-- Start --

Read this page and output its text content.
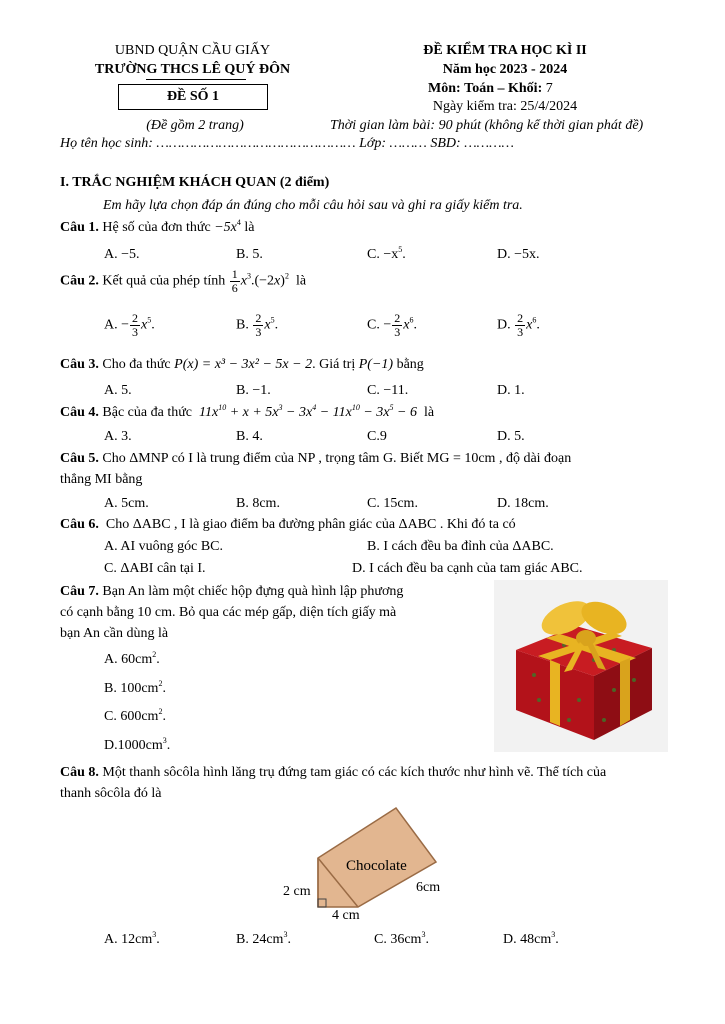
UBND QUẬN CẦU GIẤY
TRƯỜNG THCS LÊ QUÝ ĐÔN
ĐỀ SỐ 1
(Đề gồm 2 trang)
ĐỀ KIỂM TRA HỌC KÌ II
Năm học 2023 - 2024
Môn: Toán – Khối: 7
Ngày kiểm tra: 25/4/2024
Thời gian làm bài: 90 phút (không kể thời gian phát đề)
Họ tên học sinh: ………………………………………… Lớp: ……… SBD: …………
I. TRẮC NGHIỆM KHÁCH QUAN (2 điểm)
Em hãy lựa chọn đáp án đúng cho mỗi câu hỏi sau và ghi ra giấy kiểm tra.
Câu 1. Hệ số của đơn thức $-5x^4$ là
A. −5.	B. 5.	C. $-x^5$.	D. −5x.
Câu 2. Kết quả của phép tính $\frac{1}{6} x^3.(-2x)^2$ là
A. − $\frac{2}{3} x^5$.	B. $\frac{2}{3} x^5$.	C. − $\frac{2}{3} x^6$.	D. $\frac{2}{3} x^6$.
Câu 3. Cho đa thức P(x) = x³ − 3x² − 5x − 2. Giá trị P(−1) bằng
A. 5.	B. −1.	C. −11.	D. 1.
Câu 4. Bậc của đa thức $11x^{10} + x + 5x^3 - 3x^4 - 11x^{10} - 3x^5 - 6$ là
A. 3.	B. 4.	C.9	D. 5.
Câu 5. Cho ΔMNP có I là trung điểm của NP , trọng tâm G. Biết MG = 10cm , độ dài đoạn
thẳng MI bằng
A. 5cm.	B. 8cm.	C. 15cm.	D. 18cm.
Câu 6. Cho ΔABC , I là giao điểm ba đường phân giác của ΔABC . Khi đó ta có
A. AI vuông góc BC.	B. I cách đều ba đỉnh của ΔABC.
C. ΔABI cân tại I.	D. I cách đều ba cạnh của tam giác ABC.
Câu 7. Bạn An làm một chiếc hộp đựng quà hình lập phương
có cạnh bằng 10 cm. Bỏ qua các mép gấp, diện tích giấy mà
bạn An cần dùng là
A. $60cm^2$.
B. $100cm^2$.
C. $600cm^2$.
$D.1000cm^3$.
Câu 8. Một thanh sôcôla hình lăng trụ đứng tam giác có các kích thước như hình vẽ. Thể tích của
thanh sôcôla đó là
Chocolate
2 cm
4 cm
6cm
A. $12cm^3$.	B. $24cm^3$.	C. $36cm^3$.	D. $48cm^3$.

-- End --

**Task objective:**
Among the records above, find each line holding the string "cách" and pull it out.

**Exercise output:**
A. AI vuông góc BC.	B. I cách đều ba đỉnh của ΔABC.
C. ΔABI cân tại I.	D. I cách đều ba cạnh của tam giác ABC.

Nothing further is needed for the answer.